▶ Exercise brief:
Repeat every record below exactly as it appears.

--- START OF Records supplied ---

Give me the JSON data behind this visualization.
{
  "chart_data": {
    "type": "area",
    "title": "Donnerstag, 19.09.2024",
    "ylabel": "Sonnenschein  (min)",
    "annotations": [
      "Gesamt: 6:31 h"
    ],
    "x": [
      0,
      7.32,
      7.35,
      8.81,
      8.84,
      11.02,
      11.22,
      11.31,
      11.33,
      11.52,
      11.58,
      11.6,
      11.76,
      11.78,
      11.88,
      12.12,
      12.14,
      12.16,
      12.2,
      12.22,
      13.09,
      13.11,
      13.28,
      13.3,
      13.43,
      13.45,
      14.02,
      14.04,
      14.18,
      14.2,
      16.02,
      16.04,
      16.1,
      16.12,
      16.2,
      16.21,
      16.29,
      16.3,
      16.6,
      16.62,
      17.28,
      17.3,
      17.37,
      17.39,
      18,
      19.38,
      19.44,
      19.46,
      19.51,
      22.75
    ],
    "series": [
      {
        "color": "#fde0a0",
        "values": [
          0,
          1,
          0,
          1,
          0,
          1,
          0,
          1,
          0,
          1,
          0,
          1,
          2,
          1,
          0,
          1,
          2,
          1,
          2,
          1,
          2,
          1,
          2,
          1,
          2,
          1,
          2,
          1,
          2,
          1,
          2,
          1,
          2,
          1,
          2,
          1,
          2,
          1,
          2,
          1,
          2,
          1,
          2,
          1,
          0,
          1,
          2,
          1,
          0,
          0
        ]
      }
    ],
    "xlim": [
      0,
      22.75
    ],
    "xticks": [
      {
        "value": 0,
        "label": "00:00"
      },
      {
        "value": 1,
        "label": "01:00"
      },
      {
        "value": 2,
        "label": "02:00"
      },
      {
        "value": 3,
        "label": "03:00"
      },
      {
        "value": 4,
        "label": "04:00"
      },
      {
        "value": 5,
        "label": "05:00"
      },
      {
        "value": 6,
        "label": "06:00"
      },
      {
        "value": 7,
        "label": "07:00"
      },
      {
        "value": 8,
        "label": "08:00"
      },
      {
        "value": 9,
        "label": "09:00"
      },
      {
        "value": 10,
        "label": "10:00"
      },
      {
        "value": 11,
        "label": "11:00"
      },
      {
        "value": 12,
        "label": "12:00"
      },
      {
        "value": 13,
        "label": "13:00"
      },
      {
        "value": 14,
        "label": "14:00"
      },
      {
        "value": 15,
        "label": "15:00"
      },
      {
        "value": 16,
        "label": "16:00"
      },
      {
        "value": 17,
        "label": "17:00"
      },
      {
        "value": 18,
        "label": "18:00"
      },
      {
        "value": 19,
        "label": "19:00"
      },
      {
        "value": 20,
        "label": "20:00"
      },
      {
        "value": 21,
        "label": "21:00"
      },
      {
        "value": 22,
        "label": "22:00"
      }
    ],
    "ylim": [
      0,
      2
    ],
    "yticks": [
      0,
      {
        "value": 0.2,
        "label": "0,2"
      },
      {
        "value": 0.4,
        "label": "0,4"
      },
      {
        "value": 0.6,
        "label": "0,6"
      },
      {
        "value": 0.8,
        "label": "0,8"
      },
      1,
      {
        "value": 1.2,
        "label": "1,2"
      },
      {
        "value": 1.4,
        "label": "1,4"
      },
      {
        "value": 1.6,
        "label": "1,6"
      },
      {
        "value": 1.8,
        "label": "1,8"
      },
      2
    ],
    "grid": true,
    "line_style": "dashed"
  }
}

--- END OF Records supplied ---

▶ Exercise result:
Give me the JSON data behind this visualization.
{
  "chart_data": {
    "type": "area",
    "title": "Donnerstag, 19.09.2024",
    "ylabel": "Sonnenschein  (min)",
    "annotations": [
      "Gesamt: 6:31 h"
    ],
    "x": [
      0,
      7.32,
      7.35,
      8.81,
      8.84,
      11.02,
      11.22,
      11.31,
      11.33,
      11.52,
      11.58,
      11.6,
      11.76,
      11.78,
      11.88,
      12.12,
      12.14,
      12.16,
      12.2,
      12.22,
      13.09,
      13.11,
      13.28,
      13.3,
      13.43,
      13.45,
      14.02,
      14.04,
      14.18,
      14.2,
      16.02,
      16.04,
      16.1,
      16.12,
      16.2,
      16.21,
      16.29,
      16.3,
      16.6,
      16.62,
      17.28,
      17.3,
      17.37,
      17.39,
      18,
      19.38,
      19.44,
      19.46,
      19.51,
      22.75
    ],
    "series": [
      {
        "color": "#fde0a0",
        "values": [
          0,
          1,
          0,
          1,
          0,
          1,
          0,
          1,
          0,
          1,
          0,
          1,
          2,
          1,
          0,
          1,
          2,
          1,
          2,
          1,
          2,
          1,
          2,
          1,
          2,
          1,
          2,
          1,
          2,
          1,
          2,
          1,
          2,
          1,
          2,
          1,
          2,
          1,
          2,
          1,
          2,
          1,
          2,
          1,
          0,
          1,
          2,
          1,
          0,
          0
        ]
      }
    ],
    "xlim": [
      0,
      22.75
    ],
    "xticks": [
      {
        "value": 0,
        "label": "00:00"
      },
      {
        "value": 1,
        "label": "01:00"
      },
      {
        "value": 2,
        "label": "02:00"
      },
      {
        "value": 3,
        "label": "03:00"
      },
      {
        "value": 4,
        "label": "04:00"
      },
      {
        "value": 5,
        "label": "05:00"
      },
      {
        "value": 6,
        "label": "06:00"
      },
      {
        "value": 7,
        "label": "07:00"
      },
      {
        "value": 8,
        "label": "08:00"
      },
      {
        "value": 9,
        "label": "09:00"
      },
      {
        "value": 10,
        "label": "10:00"
      },
      {
        "value": 11,
        "label": "11:00"
      },
      {
        "value": 12,
        "label": "12:00"
      },
      {
        "value": 13,
        "label": "13:00"
      },
      {
        "value": 14,
        "label": "14:00"
      },
      {
        "value": 15,
        "label": "15:00"
      },
      {
        "value": 16,
        "label": "16:00"
      },
      {
        "value": 17,
        "label": "17:00"
      },
      {
        "value": 18,
        "label": "18:00"
      },
      {
        "value": 19,
        "label": "19:00"
      },
      {
        "value": 20,
        "label": "20:00"
      },
      {
        "value": 21,
        "label": "21:00"
      },
      {
        "value": 22,
        "label": "22:00"
      }
    ],
    "ylim": [
      0,
      2
    ],
    "yticks": [
      0,
      {
        "value": 0.2,
        "label": "0,2"
      },
      {
        "value": 0.4,
        "label": "0,4"
      },
      {
        "value": 0.6,
        "label": "0,6"
      },
      {
        "value": 0.8,
        "label": "0,8"
      },
      1,
      {
        "value": 1.2,
        "label": "1,2"
      },
      {
        "value": 1.4,
        "label": "1,4"
      },
      {
        "value": 1.6,
        "label": "1,6"
      },
      {
        "value": 1.8,
        "label": "1,8"
      },
      2
    ],
    "grid": true,
    "line_style": "dashed"
  }
}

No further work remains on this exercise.